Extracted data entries
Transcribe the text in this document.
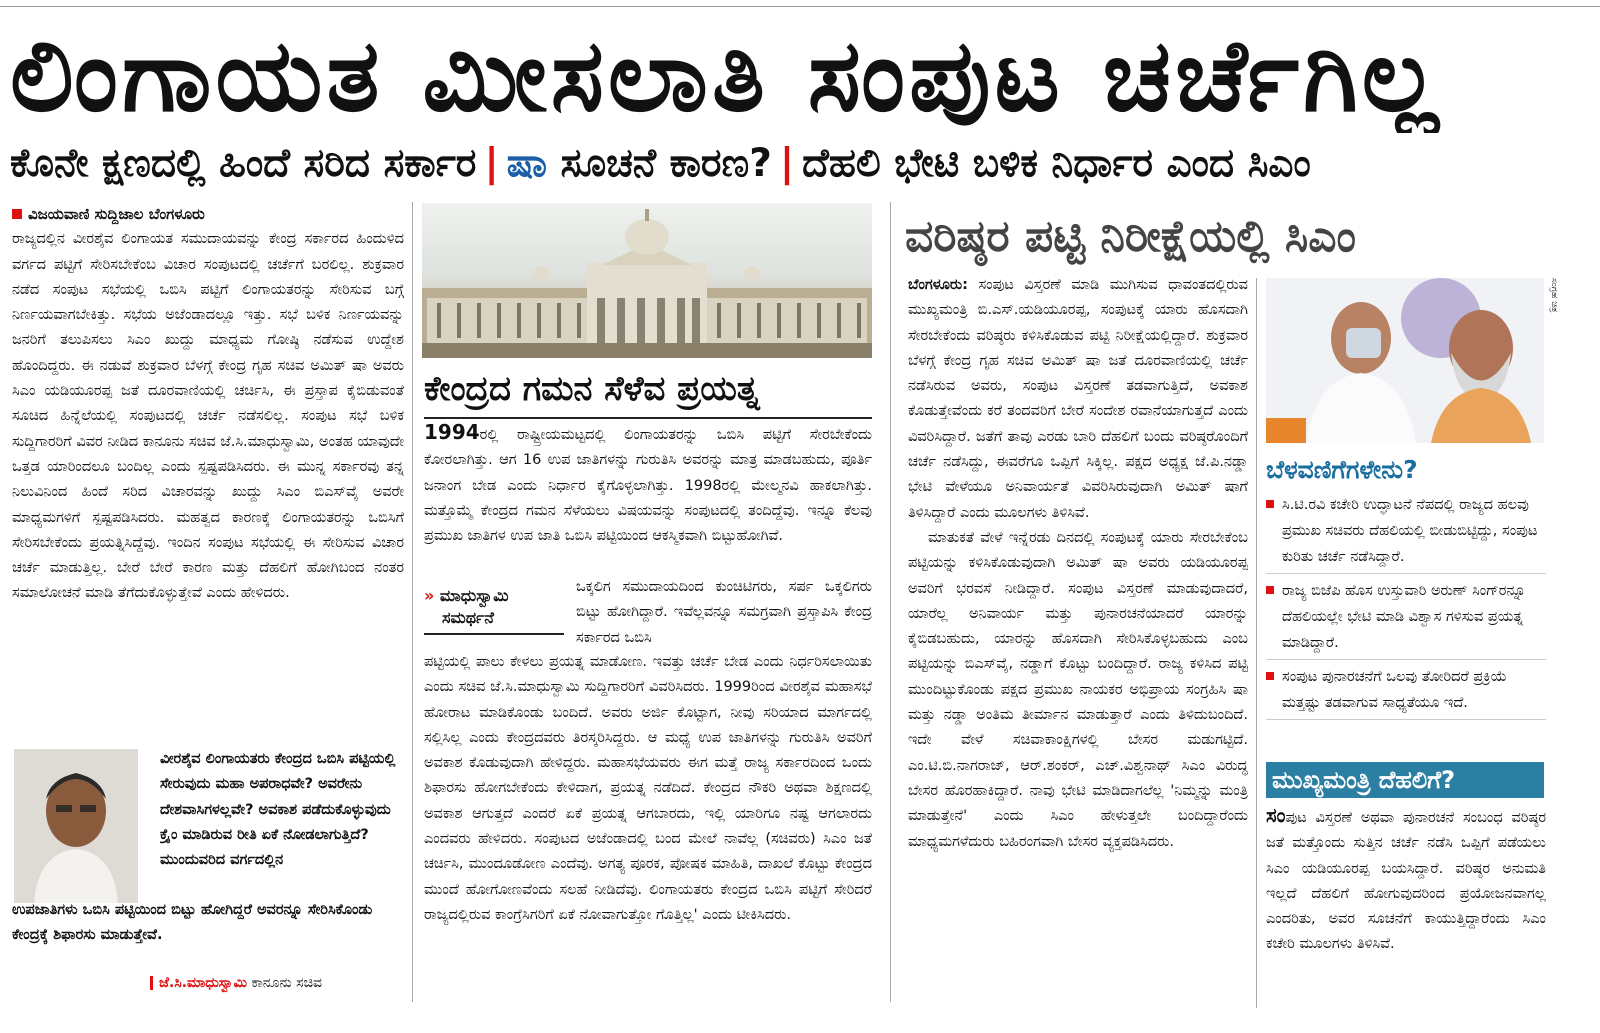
ಲಿಂಗಾಯತ ಮೀಸಲಾತಿ ಸಂಪುಟ ಚರ್ಚೆಗಿಲ್ಲ
ಕೊನೇ ಕ್ಷಣದಲ್ಲಿ ಹಿಂದೆ ಸರಿದ ಸರ್ಕಾರ | ಷಾ ಸೂಚನೆ ಕಾರಣ? | ದೆಹಲಿ ಭೇಟಿ ಬಳಿಕ ನಿರ್ಧಾರ ಎಂದ ಸಿಎಂ
ವಿಜಯವಾಣಿ ಸುದ್ದಿಜಾಲ ಬೆಂಗಳೂರು

ರಾಜ್ಯದಲ್ಲಿನ ವೀರಶೈವ ಲಿಂಗಾಯತ ಸಮುದಾಯವನ್ನು ಕೇಂದ್ರ ಸರ್ಕಾರದ ಹಿಂದುಳಿದ ವರ್ಗದ ಪಟ್ಟಿಗೆ ಸೇರಿಸಬೇಕೆಂಬ ವಿಚಾರ ಸಂಪುಟದಲ್ಲಿ ಚರ್ಚೆಗೆ ಬರಲಿಲ್ಲ. ಶುಕ್ರವಾರ ನಡೆದ ಸಂಪುಟ ಸಭೆಯಲ್ಲಿ ಒಬಿಸಿ ಪಟ್ಟಿಗೆ ಲಿಂಗಾಯತರನ್ನು ಸೇರಿಸುವ ಬಗ್ಗೆ ನಿರ್ಣಯವಾಗಬೇಕಿತ್ತು. ಸಭೆಯ ಅಜೆಂಡಾದಲ್ಲೂ ಇತ್ತು. ಸಭೆ ಬಳಿಕ ನಿರ್ಣಯವನ್ನು ಜನರಿಗೆ ತಲುಪಿಸಲು ಸಿಎಂ ಖುದ್ದು ಮಾಧ್ಯಮ ಗೋಷ್ಠಿ ನಡೆಸುವ ಉದ್ದೇಶ ಹೊಂದಿದ್ದರು. ಈ ನಡುವೆ ಶುಕ್ರವಾರ ಬೆಳಗ್ಗೆ ಕೇಂದ್ರ ಗೃಹ ಸಚಿವ ಅಮಿತ್ ಷಾ ಅವರು ಸಿಎಂ ಯಡಿಯೂರಪ್ಪ ಜತೆ ದೂರವಾಣಿಯಲ್ಲಿ ಚರ್ಚಿಸಿ, ಈ ಪ್ರಸ್ತಾಪ ಕೈಬಿಡುವಂತೆ ಸೂಚಿದ ಹಿನ್ನೆಲೆಯಲ್ಲಿ ಸಂಪುಟದಲ್ಲಿ ಚರ್ಚೆ ನಡೆಸಲಿಲ್ಲ. ಸಂಪುಟ ಸಭೆ ಬಳಿಕ ಸುದ್ದಿಗಾರರಿಗೆ ವಿವರ ನೀಡಿದ ಕಾನೂನು ಸಚಿವ ಜೆ.ಸಿ.ಮಾಧುಸ್ವಾಮಿ, ಅಂತಹ ಯಾವುದೇ ಒತ್ತಡ ಯಾರಿಂದಲೂ ಬಂದಿಲ್ಲ ಎಂದು ಸ್ಪಷ್ಟಪಡಿಸಿದರು. ಈ ಮುನ್ನ ಸರ್ಕಾರವು ತನ್ನ ನಿಲುವಿನಿಂದ ಹಿಂದೆ ಸರಿದ ವಿಚಾರವನ್ನು ಖುದ್ದು ಸಿಎಂ ಬಿಎಸ್‌ವೈ ಅವರೇ ಮಾಧ್ಯಮಗಳಿಗೆ ಸ್ಪಷ್ಟಪಡಿಸಿದರು. ಮಹತ್ವದ ಕಾರಣಕ್ಕೆ ಲಿಂಗಾಯತರನ್ನು ಒಬಿಸಿಗೆ ಸೇರಿಸಬೇಕೆಂದು ಪ್ರಯತ್ನಿಸಿದ್ದೆವು. ಇಂದಿನ ಸಂಪುಟ ಸಭೆಯಲ್ಲಿ ಈ ಸೇರಿಸುವ ವಿಚಾರ ಚರ್ಚೆ ಮಾಡುತ್ತಿಲ್ಲ. ಬೇರೆ ಬೇರೆ ಕಾರಣ ಮತ್ತು ದೆಹಲಿಗೆ ಹೋಗಿಬಂದ ನಂತರ ಸಮಾಲೋಚನೆ ಮಾಡಿ ತೆಗೆದುಕೊಳ್ಳುತ್ತೇವೆ ಎಂದು ಹೇಳಿದರು.

ವೀರಶೈವ ಲಿಂಗಾಯತರು ಕೇಂದ್ರದ ಒಬಿಸಿ ಪಟ್ಟಿಯಲ್ಲಿ ಸೇರುವುದು ಮಹಾ ಅಪರಾಧವೇ? ಅವರೇನು ದೇಶವಾಸಿಗಳಲ್ಲವೇ? ಅವಕಾಶ ಪಡೆದುಕೊಳ್ಳುವುದು ಕ್ರೈಂ ಮಾಡಿರುವ ರೀತಿ ಏಕೆ ನೋಡಲಾಗುತ್ತಿದೆ? ಮುಂದುವರಿದ ವರ್ಗದಲ್ಲಿನ
ಉಪಜಾತಿಗಳು ಒಬಿಸಿ ಪಟ್ಟಿಯಿಂದ ಬಿಟ್ಟು ಹೋಗಿದ್ದರೆ ಅವರನ್ನೂ ಸೇರಿಸಿಕೊಂಡು ಕೇಂದ್ರಕ್ಕೆ ಶಿಫಾರಸು ಮಾಡುತ್ತೇವೆ.
ಜೆ.ಸಿ.ಮಾಧುಸ್ವಾಮಿ ಕಾನೂನು ಸಚಿವ
ಕೇಂದ್ರದ ಗಮನ ಸೆಳೆವ ಪ್ರಯತ್ನ

1994ರಲ್ಲಿ ರಾಷ್ಟ್ರೀಯಮಟ್ಟದಲ್ಲಿ ಲಿಂಗಾಯತರನ್ನು ಒಬಿಸಿ ಪಟ್ಟಿಗೆ ಸೇರಬೇಕೆಂದು ಕೋರಲಾಗಿತ್ತು. ಆಗ 16 ಉಪ ಜಾತಿಗಳನ್ನು ಗುರುತಿಸಿ ಅವರನ್ನು ಮಾತ್ರ ಮಾಡಬಹುದು, ಪೂರ್ತಿ ಜನಾಂಗ ಬೇಡ ಎಂದು ನಿರ್ಧಾರ ಕೈಗೊಳ್ಳಲಾಗಿತ್ತು. 1998ರಲ್ಲಿ ಮೇಲ್ಮನವಿ ಹಾಕಲಾಗಿತ್ತು. ಮತ್ತೊಮ್ಮೆ ಕೇಂದ್ರದ ಗಮನ ಸೆಳೆಯಲು ವಿಷಯವನ್ನು ಸಂಪುಟದಲ್ಲಿ ತಂದಿದ್ದೆವು. ಇನ್ನೂ ಕೆಲವು ಪ್ರಮುಖ ಜಾತಿಗಳ ಉಪ ಜಾತಿ ಒಬಿಸಿ ಪಟ್ಟಿಯಿಂದ ಆಕಸ್ಮಿಕವಾಗಿ ಬಿಟ್ಟುಹೋಗಿವೆ.

» ಮಾಧುಸ್ವಾಮಿ
ಸಮರ್ಥನೆ

ಒಕ್ಕಲಿಗ ಸಮುದಾಯದಿಂದ ಕುಂಚಿಟಿಗರು, ಸರ್ಪ ಒಕ್ಕಲಿಗರು ಬಿಟ್ಟು ಹೋಗಿದ್ದಾರೆ. ಇವೆಲ್ಲವನ್ನೂ ಸಮಗ್ರವಾಗಿ ಪ್ರಸ್ತಾಪಿಸಿ ಕೇಂದ್ರ ಸರ್ಕಾರದ ಒಬಿಸಿ

ಪಟ್ಟಿಯಲ್ಲಿ ಪಾಲು ಕೇಳಲು ಪ್ರಯತ್ನ ಮಾಡೋಣ. ಇವತ್ತು ಚರ್ಚೆ ಬೇಡ ಎಂದು ನಿರ್ಧರಿಸಲಾಯಿತು ಎಂದು ಸಚಿವ ಜೆ.ಸಿ.ಮಾಧುಸ್ವಾಮಿ ಸುದ್ದಿಗಾರರಿಗೆ ವಿವರಿಸಿದರು. 1999ರಿಂದ ವೀರಶೈವ ಮಹಾಸಭೆ ಹೋರಾಟ ಮಾಡಿಕೊಂಡು ಬಂದಿದೆ. ಅವರು ಅರ್ಜಿ ಕೊಟ್ಟಾಗ, ನೀವು ಸರಿಯಾದ ಮಾರ್ಗದಲ್ಲಿ ಸಲ್ಲಿಸಿಲ್ಲ ಎಂದು ಕೇಂದ್ರದವರು ತಿರಸ್ಕರಿಸಿದ್ದರು. ಆ ಮಧ್ಯೆ ಉಪ ಜಾತಿಗಳನ್ನು ಗುರುತಿಸಿ ಅವರಿಗೆ ಅವಕಾಶ ಕೊಡುವುದಾಗಿ ಹೇಳಿದ್ದರು. ಮಹಾಸಭೆಯವರು ಈಗ ಮತ್ತೆ ರಾಜ್ಯ ಸರ್ಕಾರದಿಂದ ಒಂದು ಶಿಫಾರಸು ಹೋಗಬೇಕೆಂದು ಕೇಳಿದಾಗ, ಪ್ರಯತ್ನ ನಡೆದಿದೆ. ಕೇಂದ್ರದ ನೌಕರಿ ಅಥವಾ ಶಿಕ್ಷಣದಲ್ಲಿ ಅವಕಾಶ ಆಗುತ್ತದೆ ಎಂದರೆ ಏಕೆ ಪ್ರಯತ್ನ ಆಗಬಾರದು, ಇಲ್ಲಿ ಯಾರಿಗೂ ನಷ್ಟ ಆಗಲಾರದು ಎಂದವರು ಹೇಳಿದರು. ಸಂಪುಟದ ಅಜೆಂಡಾದಲ್ಲಿ ಬಂದ ಮೇಲೆ ನಾವೆಲ್ಲ (ಸಚಿವರು) ಸಿಎಂ ಜತೆ ಚರ್ಚಿಸಿ, ಮುಂದೂಡೋಣ ಎಂದೆವು. ಅಗತ್ಯ ಪೂರಕ, ಪೋಷಕ ಮಾಹಿತಿ, ದಾಖಲೆ ಕೊಟ್ಟು ಕೇಂದ್ರದ ಮುಂದೆ ಹೋಗೋಣವೆಂದು ಸಲಹೆ ನೀಡಿದೆವು. ಲಿಂಗಾಯತರು ಕೇಂದ್ರದ ಒಬಿಸಿ ಪಟ್ಟಿಗೆ ಸೇರಿದರೆ ರಾಜ್ಯದಲ್ಲಿರುವ ಕಾಂಗ್ರೆಸಿಗರಿಗೆ ಏಕೆ ನೋವಾಗುತ್ತೋ ಗೊತ್ತಿಲ್ಲ' ಎಂದು ಟೀಕಿಸಿದರು.

ವರಿಷ್ಠರ ಪಟ್ಟಿ ನಿರೀಕ್ಷೆಯಲ್ಲಿ ಸಿಎಂ

ಬೆಂಗಳೂರು: ಸಂಪುಟ ವಿಸ್ತರಣೆ ಮಾಡಿ ಮುಗಿಸುವ ಧಾವಂತದಲ್ಲಿರುವ ಮುಖ್ಯಮಂತ್ರಿ ಬಿ.ಎಸ್.ಯಡಿಯೂರಪ್ಪ, ಸಂಪುಟಕ್ಕೆ ಯಾರು ಹೊಸದಾಗಿ ಸೇರಬೇಕೆಂದು ವರಿಷ್ಠರು ಕಳಿಸಿಕೊಡುವ ಪಟ್ಟಿ ನಿರೀಕ್ಷೆಯಲ್ಲಿದ್ದಾರೆ. ಶುಕ್ರವಾರ ಬೆಳಗ್ಗೆ ಕೇಂದ್ರ ಗೃಹ ಸಚಿವ ಅಮಿತ್ ಷಾ ಜತೆ ದೂರವಾಣಿಯಲ್ಲಿ ಚರ್ಚೆ ನಡೆಸಿರುವ ಅವರು, ಸಂಪುಟ ವಿಸ್ತರಣೆ ತಡವಾಗುತ್ತಿದೆ, ಅವಕಾಶ ಕೊಡುತ್ತೇವೆಂದು ಕರೆ ತಂದವರಿಗೆ ಬೇರೆ ಸಂದೇಶ ರವಾನೆಯಾಗುತ್ತದೆ ಎಂದು ವಿವರಿಸಿದ್ದಾರೆ. ಜತೆಗೆ ತಾವು ಎರಡು ಬಾರಿ ದೆಹಲಿಗೆ ಬಂದು ವರಿಷ್ಠರೊಂದಿಗೆ ಚರ್ಚೆ ನಡೆಸಿದ್ದು, ಈವರೆಗೂ ಒಪ್ಪಿಗೆ ಸಿಕ್ಕಿಲ್ಲ. ಪಕ್ಷದ ಅಧ್ಯಕ್ಷ ಜೆ.ಪಿ.ನಡ್ಡಾ ಭೇಟಿ ವೇಳೆಯೂ ಅನಿವಾರ್ಯತೆ ವಿವರಿಸಿರುವುದಾಗಿ ಅಮಿತ್ ಷಾಗೆ ತಿಳಿಸಿದ್ದಾರೆ ಎಂದು ಮೂಲಗಳು ತಿಳಿಸಿವೆ.

ಮಾತುಕತೆ ವೇಳೆ ಇನ್ನೆರಡು ದಿನದಲ್ಲಿ ಸಂಪುಟಕ್ಕೆ ಯಾರು ಸೇರಬೇಕೆಂಬ ಪಟ್ಟಿಯನ್ನು ಕಳಿಸಿಕೊಡುವುದಾಗಿ ಅಮಿತ್ ಷಾ ಅವರು ಯಡಿಯೂರಪ್ಪ ಅವರಿಗೆ ಭರವಸೆ ನೀಡಿದ್ದಾರೆ. ಸಂಪುಟ ವಿಸ್ತರಣೆ ಮಾಡುವುದಾದರೆ, ಯಾರೆಲ್ಲ ಅನಿವಾರ್ಯ ಮತ್ತು ಪುನಾರಚನೆಯಾದರೆ ಯಾರನ್ನು ಕೈಬಿಡಬಹುದು, ಯಾರನ್ನು ಹೊಸದಾಗಿ ಸೇರಿಸಿಕೊಳ್ಳಬಹುದು ಎಂಬ ಪಟ್ಟಿಯನ್ನು ಬಿಎಸ್‌ವೈ, ನಡ್ಡಾಗೆ ಕೊಟ್ಟು ಬಂದಿದ್ದಾರೆ. ರಾಜ್ಯ ಕಳಿಸಿದ ಪಟ್ಟಿ ಮುಂದಿಟ್ಟುಕೊಂಡು ಪಕ್ಷದ ಪ್ರಮುಖ ನಾಯಕರ ಅಭಿಪ್ರಾಯ ಸಂಗ್ರಹಿಸಿ ಷಾ ಮತ್ತು ನಡ್ಡಾ ಅಂತಿಮ ತೀರ್ಮಾನ ಮಾಡುತ್ತಾರೆ ಎಂದು ತಿಳಿದುಬಂದಿದೆ. ಇದೇ ವೇಳೆ ಸಚಿವಾಕಾಂಕ್ಷಿಗಳಲ್ಲಿ ಬೇಸರ ಮಡುಗಟ್ಟಿದೆ. ಎಂ.ಟಿ.ಬಿ.ನಾಗರಾಜ್, ಆರ್.ಶಂಕರ್, ಎಚ್.ವಿಶ್ವನಾಥ್ ಸಿಎಂ ವಿರುದ್ಧ ಬೇಸರ ಹೊರಹಾಕಿದ್ದಾರೆ. ನಾವು ಭೇಟಿ ಮಾಡಿದಾಗಲೆಲ್ಲ 'ನಿಮ್ಮನ್ನು ಮಂತ್ರಿ ಮಾಡುತ್ತೇನೆ' ಎಂದು ಸಿಎಂ ಹೇಳುತ್ತಲೇ ಬಂದಿದ್ದಾರೆಂದು ಮಾಧ್ಯಮಗಳೆದುರು ಬಹಿರಂಗವಾಗಿ ಬೇಸರ ವ್ಯಕ್ತಪಡಿಸಿದರು.

ಸಂಗ್ರಹ ಚಿತ್ರ
ಬೆಳವಣಿಗೆಗಳೇನು?
ಸಿ.ಟಿ.ರವಿ ಕಚೇರಿ ಉದ್ಘಾಟನೆ ನೆಪದಲ್ಲಿ ರಾಜ್ಯದ ಹಲವು ಪ್ರಮುಖ ಸಚಿವರು ದೆಹಲಿಯಲ್ಲಿ ಬೀಡುಬಿಟ್ಟಿದ್ದು, ಸಂಪುಟ ಕುರಿತು ಚರ್ಚೆ ನಡೆಸಿದ್ದಾರೆ.
ರಾಜ್ಯ ಬಿಜೆಪಿ ಹೊಸ ಉಸ್ತುವಾರಿ ಅರುಣ್ ಸಿಂಗ್‌ರನ್ನೂ ದೆಹಲಿಯಲ್ಲೇ ಭೇಟಿ ಮಾಡಿ ವಿಶ್ವಾಸ ಗಳಿಸುವ ಪ್ರಯತ್ನ ಮಾಡಿದ್ದಾರೆ.
ಸಂಪುಟ ಪುನಾರಚನೆಗೆ ಒಲವು ತೋರಿದರೆ ಪ್ರಕ್ರಿಯೆ ಮತ್ತಷ್ಟು ತಡವಾಗುವ ಸಾಧ್ಯತೆಯೂ ಇದೆ.
ಮುಖ್ಯಮಂತ್ರಿ ದೆಹಲಿಗೆ?

ಸಂಪುಟ ವಿಸ್ತರಣೆ ಅಥವಾ ಪುನಾರಚನೆ ಸಂಬಂಧ ವರಿಷ್ಠರ ಜತೆ ಮತ್ತೊಂದು ಸುತ್ತಿನ ಚರ್ಚೆ ನಡೆಸಿ ಒಪ್ಪಿಗೆ ಪಡೆಯಲು ಸಿಎಂ ಯಡಿಯೂರಪ್ಪ ಬಯಸಿದ್ದಾರೆ. ವರಿಷ್ಠರ ಅನುಮತಿ ಇಲ್ಲದೆ ದೆಹಲಿಗೆ ಹೋಗುವುದರಿಂದ ಪ್ರಯೋಜನವಾಗಲ್ಲ ಎಂದರಿತು, ಅವರ ಸೂಚನೆಗೆ ಕಾಯುತ್ತಿದ್ದಾರೆಂದು ಸಿಎಂ ಕಚೇರಿ ಮೂಲಗಳು ತಿಳಿಸಿವೆ.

OBJECTIVE => Report all lines of the data that include the word "ಯಮಗಳ".

EXERCISE RESULT =>
ರಾಜ್ಯದಲ್ಲಿನ ವೀರಶೈವ ಲಿಂಗಾಯತ ಸಮುದಾಯವನ್ನು ಕೇಂದ್ರ ಸರ್ಕಾರದ ಹಿಂದುಳಿದ ವರ್ಗದ ಪಟ್ಟಿಗೆ ಸೇರಿಸಬೇಕೆಂಬ ವಿಚಾರ ಸಂಪುಟದಲ್ಲಿ ಚರ್ಚೆಗೆ ಬರಲಿಲ್ಲ. ಶುಕ್ರವಾರ ನಡೆದ ಸಂಪುಟ ಸಭೆಯಲ್ಲಿ ಒಬಿಸಿ ಪಟ್ಟಿಗೆ ಲಿಂಗಾಯತರನ್ನು ಸೇರಿಸುವ ಬಗ್ಗೆ ನಿರ್ಣಯವಾಗಬೇಕಿತ್ತು. ಸಭೆಯ ಅಜೆಂಡಾದಲ್ಲೂ ಇತ್ತು. ಸಭೆ ಬಳಿಕ ನಿರ್ಣಯವನ್ನು ಜನರಿಗೆ ತಲುಪಿಸಲು ಸಿಎಂ ಖುದ್ದು ಮಾಧ್ಯಮ ಗೋಷ್ಠಿ ನಡೆಸುವ ಉದ್ದೇಶ ಹೊಂದಿದ್ದರು. ಈ ನಡುವೆ ಶುಕ್ರವಾರ ಬೆಳಗ್ಗೆ ಕೇಂದ್ರ ಗೃಹ ಸಚಿವ ಅಮಿತ್ ಷಾ ಅವರು ಸಿಎಂ ಯಡಿಯೂರಪ್ಪ ಜತೆ ದೂರವಾಣಿಯಲ್ಲಿ ಚರ್ಚಿಸಿ, ಈ ಪ್ರಸ್ತಾಪ ಕೈಬಿಡುವಂತೆ ಸೂಚಿದ ಹಿನ್ನೆಲೆಯಲ್ಲಿ ಸಂಪುಟದಲ್ಲಿ ಚರ್ಚೆ ನಡೆಸಲಿಲ್ಲ. ಸಂಪುಟ ಸಭೆ ಬಳಿಕ ಸುದ್ದಿಗಾರರಿಗೆ ವಿವರ ನೀಡಿದ ಕಾನೂನು ಸಚಿವ ಜೆ.ಸಿ.ಮಾಧುಸ್ವಾಮಿ, ಅಂತಹ ಯಾವುದೇ ಒತ್ತಡ ಯಾರಿಂದಲೂ ಬಂದಿಲ್ಲ ಎಂದು ಸ್ಪಷ್ಟಪಡಿಸಿದರು. ಈ ಮುನ್ನ ಸರ್ಕಾರವು ತನ್ನ ನಿಲುವಿನಿಂದ ಹಿಂದೆ ಸರಿದ ವಿಚಾರವನ್ನು ಖುದ್ದು ಸಿಎಂ ಬಿಎಸ್‌ವೈ ಅವರೇ ಮಾಧ್ಯಮಗಳಿಗೆ ಸ್ಪಷ್ಟಪಡಿಸಿದರು. ಮಹತ್ವದ ಕಾರಣಕ್ಕೆ ಲಿಂಗಾಯತರನ್ನು ಒಬಿಸಿಗೆ ಸೇರಿಸಬೇಕೆಂದು ಪ್ರಯತ್ನಿಸಿದ್ದೆವು. ಇಂದಿನ ಸಂಪುಟ ಸಭೆಯಲ್ಲಿ ಈ ಸೇರಿಸುವ ವಿಚಾರ ಚರ್ಚೆ ಮಾಡುತ್ತಿಲ್ಲ. ಬೇರೆ ಬೇರೆ ಕಾರಣ ಮತ್ತು ದೆಹಲಿಗೆ ಹೋಗಿಬಂದ ನಂತರ ಸಮಾಲೋಚನೆ ಮಾಡಿ ತೆಗೆದುಕೊಳ್ಳುತ್ತೇವೆ ಎಂದು ಹೇಳಿದರು.
ಮಾತುಕತೆ ವೇಳೆ ಇನ್ನೆರಡು ದಿನದಲ್ಲಿ ಸಂಪುಟಕ್ಕೆ ಯಾರು ಸೇರಬೇಕೆಂಬ ಪಟ್ಟಿಯನ್ನು ಕಳಿಸಿಕೊಡುವುದಾಗಿ ಅಮಿತ್ ಷಾ ಅವರು ಯಡಿಯೂರಪ್ಪ ಅವರಿಗೆ ಭರವಸೆ ನೀಡಿದ್ದಾರೆ. ಸಂಪುಟ ವಿಸ್ತರಣೆ ಮಾಡುವುದಾದರೆ, ಯಾರೆಲ್ಲ ಅನಿವಾರ್ಯ ಮತ್ತು ಪುನಾರಚನೆಯಾದರೆ ಯಾರನ್ನು ಕೈಬಿಡಬಹುದು, ಯಾರನ್ನು ಹೊಸದಾಗಿ ಸೇರಿಸಿಕೊಳ್ಳಬಹುದು ಎಂಬ ಪಟ್ಟಿಯನ್ನು ಬಿಎಸ್‌ವೈ, ನಡ್ಡಾಗೆ ಕೊಟ್ಟು ಬಂದಿದ್ದಾರೆ. ರಾಜ್ಯ ಕಳಿಸಿದ ಪಟ್ಟಿ ಮುಂದಿಟ್ಟುಕೊಂಡು ಪಕ್ಷದ ಪ್ರಮುಖ ನಾಯಕರ ಅಭಿಪ್ರಾಯ ಸಂಗ್ರಹಿಸಿ ಷಾ ಮತ್ತು ನಡ್ಡಾ ಅಂತಿಮ ತೀರ್ಮಾನ ಮಾಡುತ್ತಾರೆ ಎಂದು ತಿಳಿದುಬಂದಿದೆ. ಇದೇ ವೇಳೆ ಸಚಿವಾಕಾಂಕ್ಷಿಗಳಲ್ಲಿ ಬೇಸರ ಮಡುಗಟ್ಟಿದೆ. ಎಂ.ಟಿ.ಬಿ.ನಾಗರಾಜ್, ಆರ್.ಶಂಕರ್, ಎಚ್.ವಿಶ್ವನಾಥ್ ಸಿಎಂ ವಿರುದ್ಧ ಬೇಸರ ಹೊರಹಾಕಿದ್ದಾರೆ. ನಾವು ಭೇಟಿ ಮಾಡಿದಾಗಲೆಲ್ಲ 'ನಿಮ್ಮನ್ನು ಮಂತ್ರಿ ಮಾಡುತ್ತೇನೆ' ಎಂದು ಸಿಎಂ ಹೇಳುತ್ತಲೇ ಬಂದಿದ್ದಾರೆಂದು ಮಾಧ್ಯಮಗಳೆದುರು ಬಹಿರಂಗವಾಗಿ ಬೇಸರ ವ್ಯಕ್ತಪಡಿಸಿದರು.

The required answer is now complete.